*** Material supplied

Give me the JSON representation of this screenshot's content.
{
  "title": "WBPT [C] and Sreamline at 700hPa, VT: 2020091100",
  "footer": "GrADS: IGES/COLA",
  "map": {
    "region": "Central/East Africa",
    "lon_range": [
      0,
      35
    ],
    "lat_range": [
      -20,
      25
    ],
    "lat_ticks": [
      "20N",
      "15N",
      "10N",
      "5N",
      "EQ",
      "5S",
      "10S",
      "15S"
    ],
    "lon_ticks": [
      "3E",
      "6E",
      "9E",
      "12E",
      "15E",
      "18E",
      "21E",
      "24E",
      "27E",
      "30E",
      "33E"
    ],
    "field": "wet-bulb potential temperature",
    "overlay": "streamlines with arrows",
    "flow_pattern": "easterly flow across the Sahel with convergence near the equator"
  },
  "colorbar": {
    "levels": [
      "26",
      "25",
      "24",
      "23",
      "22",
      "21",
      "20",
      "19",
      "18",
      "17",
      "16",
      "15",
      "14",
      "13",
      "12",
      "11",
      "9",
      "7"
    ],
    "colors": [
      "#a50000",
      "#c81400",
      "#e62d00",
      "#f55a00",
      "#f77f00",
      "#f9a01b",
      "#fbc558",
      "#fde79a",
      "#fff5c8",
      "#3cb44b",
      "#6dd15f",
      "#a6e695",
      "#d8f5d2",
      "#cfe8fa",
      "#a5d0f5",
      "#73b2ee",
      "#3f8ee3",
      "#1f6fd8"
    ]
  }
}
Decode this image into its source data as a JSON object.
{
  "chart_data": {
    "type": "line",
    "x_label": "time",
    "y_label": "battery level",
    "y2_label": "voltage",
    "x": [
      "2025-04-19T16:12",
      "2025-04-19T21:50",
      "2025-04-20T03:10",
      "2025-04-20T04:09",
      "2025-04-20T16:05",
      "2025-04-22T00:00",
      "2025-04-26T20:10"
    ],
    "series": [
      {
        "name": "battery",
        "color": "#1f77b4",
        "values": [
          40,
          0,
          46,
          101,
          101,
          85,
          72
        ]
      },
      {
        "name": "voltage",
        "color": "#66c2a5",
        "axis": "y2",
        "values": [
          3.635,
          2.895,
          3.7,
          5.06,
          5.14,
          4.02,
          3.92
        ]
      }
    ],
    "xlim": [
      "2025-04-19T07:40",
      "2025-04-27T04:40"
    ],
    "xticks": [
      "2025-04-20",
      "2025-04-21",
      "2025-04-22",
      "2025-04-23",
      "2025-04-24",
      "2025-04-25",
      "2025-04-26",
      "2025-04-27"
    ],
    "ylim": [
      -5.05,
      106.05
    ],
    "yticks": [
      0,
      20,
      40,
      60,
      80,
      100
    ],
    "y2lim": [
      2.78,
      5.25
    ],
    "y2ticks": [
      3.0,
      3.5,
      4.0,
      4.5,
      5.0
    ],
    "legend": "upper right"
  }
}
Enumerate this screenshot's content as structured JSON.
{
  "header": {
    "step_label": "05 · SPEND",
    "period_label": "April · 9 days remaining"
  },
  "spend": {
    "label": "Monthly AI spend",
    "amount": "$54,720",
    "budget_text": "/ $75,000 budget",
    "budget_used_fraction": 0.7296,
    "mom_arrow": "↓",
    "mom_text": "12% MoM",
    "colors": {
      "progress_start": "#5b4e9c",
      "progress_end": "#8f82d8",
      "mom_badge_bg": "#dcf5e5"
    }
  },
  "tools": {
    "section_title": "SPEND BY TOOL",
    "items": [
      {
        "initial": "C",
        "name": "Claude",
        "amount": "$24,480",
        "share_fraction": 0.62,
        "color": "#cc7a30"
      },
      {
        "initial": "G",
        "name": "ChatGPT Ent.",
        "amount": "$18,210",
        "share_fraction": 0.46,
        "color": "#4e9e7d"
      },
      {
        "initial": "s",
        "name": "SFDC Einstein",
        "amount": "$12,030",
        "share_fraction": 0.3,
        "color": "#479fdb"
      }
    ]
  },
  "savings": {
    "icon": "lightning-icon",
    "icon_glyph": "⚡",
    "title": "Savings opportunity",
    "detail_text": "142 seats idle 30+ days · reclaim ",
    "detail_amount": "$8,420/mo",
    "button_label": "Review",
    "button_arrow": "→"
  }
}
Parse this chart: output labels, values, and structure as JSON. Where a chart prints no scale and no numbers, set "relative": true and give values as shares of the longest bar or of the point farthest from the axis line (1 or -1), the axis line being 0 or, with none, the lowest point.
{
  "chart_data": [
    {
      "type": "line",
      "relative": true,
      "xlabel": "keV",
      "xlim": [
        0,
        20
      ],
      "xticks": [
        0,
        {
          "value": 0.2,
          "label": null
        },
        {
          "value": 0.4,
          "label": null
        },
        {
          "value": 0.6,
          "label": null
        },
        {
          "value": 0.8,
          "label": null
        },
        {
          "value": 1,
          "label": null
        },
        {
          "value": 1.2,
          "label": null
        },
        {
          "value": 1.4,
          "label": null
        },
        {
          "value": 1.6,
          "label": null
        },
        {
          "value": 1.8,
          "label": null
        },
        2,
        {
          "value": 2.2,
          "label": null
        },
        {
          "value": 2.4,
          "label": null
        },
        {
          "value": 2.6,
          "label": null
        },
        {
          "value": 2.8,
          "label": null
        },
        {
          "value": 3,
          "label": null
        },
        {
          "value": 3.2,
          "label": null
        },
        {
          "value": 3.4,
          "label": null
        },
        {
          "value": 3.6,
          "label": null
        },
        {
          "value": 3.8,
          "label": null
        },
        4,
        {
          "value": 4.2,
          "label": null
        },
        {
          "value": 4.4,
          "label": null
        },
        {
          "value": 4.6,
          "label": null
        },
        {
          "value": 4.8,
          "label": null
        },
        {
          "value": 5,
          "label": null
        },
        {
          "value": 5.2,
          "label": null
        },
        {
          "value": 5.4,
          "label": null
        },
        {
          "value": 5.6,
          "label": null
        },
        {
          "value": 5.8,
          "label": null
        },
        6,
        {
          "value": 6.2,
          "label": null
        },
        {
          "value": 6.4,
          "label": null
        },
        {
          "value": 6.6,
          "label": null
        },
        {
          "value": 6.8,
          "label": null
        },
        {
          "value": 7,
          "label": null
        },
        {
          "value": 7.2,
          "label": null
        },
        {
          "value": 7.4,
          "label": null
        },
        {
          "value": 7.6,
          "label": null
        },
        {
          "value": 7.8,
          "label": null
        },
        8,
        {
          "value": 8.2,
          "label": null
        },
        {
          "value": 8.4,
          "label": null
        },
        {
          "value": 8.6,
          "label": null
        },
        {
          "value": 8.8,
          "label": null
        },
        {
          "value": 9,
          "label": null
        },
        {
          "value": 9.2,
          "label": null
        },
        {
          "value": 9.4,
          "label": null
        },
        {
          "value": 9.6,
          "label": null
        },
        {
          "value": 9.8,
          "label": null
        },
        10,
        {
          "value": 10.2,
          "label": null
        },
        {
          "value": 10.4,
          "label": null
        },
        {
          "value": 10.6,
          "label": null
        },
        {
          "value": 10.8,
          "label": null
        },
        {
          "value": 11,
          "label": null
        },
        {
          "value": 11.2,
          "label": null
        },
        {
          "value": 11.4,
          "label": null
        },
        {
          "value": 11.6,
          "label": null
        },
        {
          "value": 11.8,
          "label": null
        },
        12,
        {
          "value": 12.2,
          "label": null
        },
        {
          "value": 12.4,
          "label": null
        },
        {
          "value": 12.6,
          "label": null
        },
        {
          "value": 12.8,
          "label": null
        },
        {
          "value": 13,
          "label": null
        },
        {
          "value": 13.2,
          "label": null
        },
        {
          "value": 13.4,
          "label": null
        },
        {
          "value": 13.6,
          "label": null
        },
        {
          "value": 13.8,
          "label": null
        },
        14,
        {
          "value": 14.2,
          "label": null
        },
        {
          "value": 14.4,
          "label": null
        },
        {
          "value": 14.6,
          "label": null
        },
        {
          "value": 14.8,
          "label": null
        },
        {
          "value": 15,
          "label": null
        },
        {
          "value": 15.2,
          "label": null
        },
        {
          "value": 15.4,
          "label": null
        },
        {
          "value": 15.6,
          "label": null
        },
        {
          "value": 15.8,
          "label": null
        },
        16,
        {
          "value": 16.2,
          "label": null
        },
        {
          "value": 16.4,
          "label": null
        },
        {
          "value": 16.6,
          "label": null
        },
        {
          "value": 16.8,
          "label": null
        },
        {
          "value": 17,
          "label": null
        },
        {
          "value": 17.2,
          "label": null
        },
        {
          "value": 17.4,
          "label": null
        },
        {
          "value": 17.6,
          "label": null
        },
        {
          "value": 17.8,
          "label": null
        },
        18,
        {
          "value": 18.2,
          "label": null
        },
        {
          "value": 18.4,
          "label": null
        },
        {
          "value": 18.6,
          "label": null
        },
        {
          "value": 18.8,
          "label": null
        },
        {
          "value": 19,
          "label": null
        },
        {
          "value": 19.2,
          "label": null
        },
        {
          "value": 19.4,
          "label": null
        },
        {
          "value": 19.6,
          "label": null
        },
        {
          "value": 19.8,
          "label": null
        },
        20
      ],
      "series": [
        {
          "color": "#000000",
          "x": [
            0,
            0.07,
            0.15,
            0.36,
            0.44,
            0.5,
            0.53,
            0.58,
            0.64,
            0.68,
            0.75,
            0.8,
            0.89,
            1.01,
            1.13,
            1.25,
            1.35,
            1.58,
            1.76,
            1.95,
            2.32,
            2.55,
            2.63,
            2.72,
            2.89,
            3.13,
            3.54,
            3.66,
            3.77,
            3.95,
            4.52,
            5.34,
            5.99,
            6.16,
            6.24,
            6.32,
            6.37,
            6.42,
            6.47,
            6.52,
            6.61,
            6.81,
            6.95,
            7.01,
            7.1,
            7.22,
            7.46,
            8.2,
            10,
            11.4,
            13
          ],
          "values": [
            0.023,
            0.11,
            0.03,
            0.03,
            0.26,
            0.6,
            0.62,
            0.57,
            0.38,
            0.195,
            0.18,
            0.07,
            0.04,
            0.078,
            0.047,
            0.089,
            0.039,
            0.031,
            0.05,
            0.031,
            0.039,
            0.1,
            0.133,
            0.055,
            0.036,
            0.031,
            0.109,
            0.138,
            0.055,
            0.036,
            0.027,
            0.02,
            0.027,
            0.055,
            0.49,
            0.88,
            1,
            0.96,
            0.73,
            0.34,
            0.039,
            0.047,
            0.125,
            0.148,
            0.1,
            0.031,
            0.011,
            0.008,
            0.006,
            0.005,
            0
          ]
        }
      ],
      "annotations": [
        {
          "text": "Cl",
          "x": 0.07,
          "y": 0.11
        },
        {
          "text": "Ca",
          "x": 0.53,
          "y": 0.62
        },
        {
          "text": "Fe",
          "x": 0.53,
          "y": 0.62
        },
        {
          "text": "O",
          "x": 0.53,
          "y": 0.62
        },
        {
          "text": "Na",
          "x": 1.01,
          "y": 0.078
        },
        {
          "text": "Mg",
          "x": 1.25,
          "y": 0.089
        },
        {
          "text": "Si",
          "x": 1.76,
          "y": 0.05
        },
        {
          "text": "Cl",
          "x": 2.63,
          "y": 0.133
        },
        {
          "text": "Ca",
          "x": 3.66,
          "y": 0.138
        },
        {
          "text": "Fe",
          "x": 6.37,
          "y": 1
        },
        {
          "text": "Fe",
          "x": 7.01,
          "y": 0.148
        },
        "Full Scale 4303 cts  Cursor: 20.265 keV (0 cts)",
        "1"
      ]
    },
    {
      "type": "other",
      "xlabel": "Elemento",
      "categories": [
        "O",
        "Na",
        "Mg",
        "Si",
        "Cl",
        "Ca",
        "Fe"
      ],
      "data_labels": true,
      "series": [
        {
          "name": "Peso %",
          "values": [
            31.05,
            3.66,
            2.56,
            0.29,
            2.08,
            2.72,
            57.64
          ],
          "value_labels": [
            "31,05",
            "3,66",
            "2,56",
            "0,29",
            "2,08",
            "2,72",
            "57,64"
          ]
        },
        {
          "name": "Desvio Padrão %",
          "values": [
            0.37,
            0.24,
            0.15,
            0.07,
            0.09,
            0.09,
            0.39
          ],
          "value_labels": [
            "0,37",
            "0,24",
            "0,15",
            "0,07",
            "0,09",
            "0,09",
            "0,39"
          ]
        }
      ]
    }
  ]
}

******

#### Task brief
Identify the lines of the data that contain the word "this". Copy each of them.

#### Correct result
Give me the JSON representation of this screenshot's content.
Decode this image into its source data as a JSON object.
Enumerate this screenshot's content as structured JSON.
Parse this chart: output labels, values, and structure as JSON. Where a chart prints no scale and no numbers, set "relative": true and give values as shares of the longest bar or of the point farthest from the axis line (1 or -1), the axis line being 0 or, with none, the lowest point.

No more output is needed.